Dataset entries:
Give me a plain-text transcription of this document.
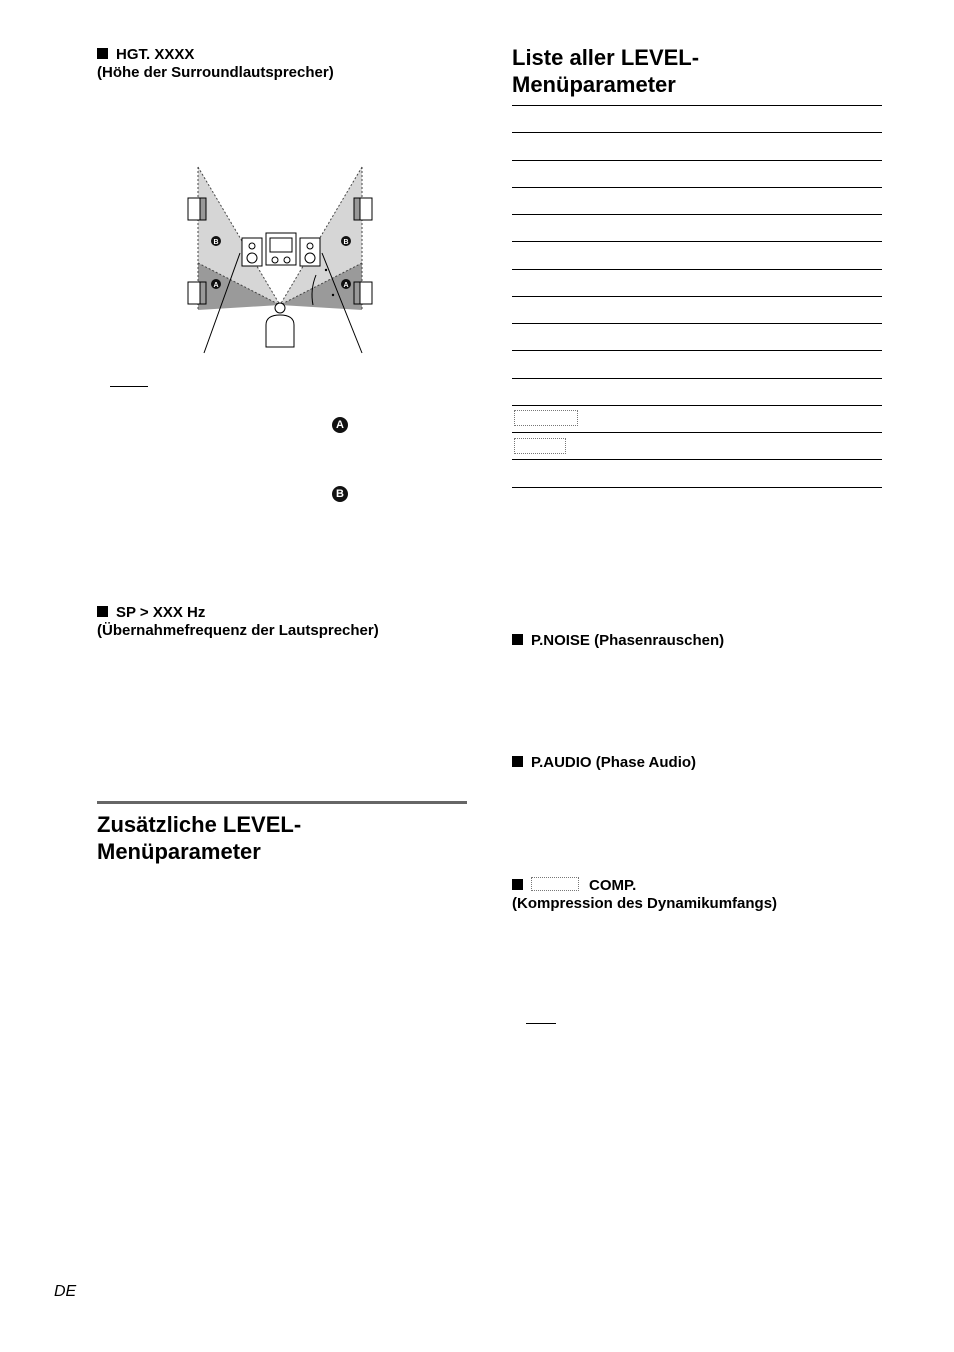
HGT. XXXX
(Höhe der Surroundlautsprecher)
B	B
A	A
A
B
SP > XXX Hz
(Übernahmefrequenz der Lautsprecher)
Zusätzliche LEVEL-
Menüparameter
Liste aller LEVEL-
Menüparameter
P.NOISE (Phasenrauschen)
P.AUDIO (Phase Audio)
COMP.
(Kompression des Dynamikumfangs)
DE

* _Given problem_
Quote the listing above in full, except for the pictures.

* _Correct result_
Give me a plain-text transcription of this document.
HGT. XXXX
(Höhe der Surroundlautsprecher)
B	B
A	A
A
B
SP > XXX Hz
(Übernahmefrequenz der Lautsprecher)
Zusätzliche LEVEL-
Menüparameter
Liste aller LEVEL-
Menüparameter
P.NOISE (Phasenrauschen)
P.AUDIO (Phase Audio)
COMP.
(Kompression des Dynamikumfangs)
DE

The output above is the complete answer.